→ **To do**
Collect each line holding the string "icon".

Data entries start

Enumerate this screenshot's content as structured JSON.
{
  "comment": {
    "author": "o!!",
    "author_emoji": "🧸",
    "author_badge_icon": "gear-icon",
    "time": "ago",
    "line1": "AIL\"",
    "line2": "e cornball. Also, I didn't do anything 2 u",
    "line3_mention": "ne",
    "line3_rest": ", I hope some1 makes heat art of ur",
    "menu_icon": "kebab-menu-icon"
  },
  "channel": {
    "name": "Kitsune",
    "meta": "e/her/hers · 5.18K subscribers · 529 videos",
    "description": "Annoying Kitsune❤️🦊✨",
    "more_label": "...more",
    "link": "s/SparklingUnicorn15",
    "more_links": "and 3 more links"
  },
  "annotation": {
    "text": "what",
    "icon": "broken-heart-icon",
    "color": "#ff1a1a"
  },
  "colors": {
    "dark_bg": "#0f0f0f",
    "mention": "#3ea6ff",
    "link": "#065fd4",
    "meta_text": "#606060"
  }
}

Data entries end

→ **Reply to the exercise**
    "author_badge_icon": "gear-icon",
    "menu_icon": "kebab-menu-icon"
    "icon": "broken-heart-icon",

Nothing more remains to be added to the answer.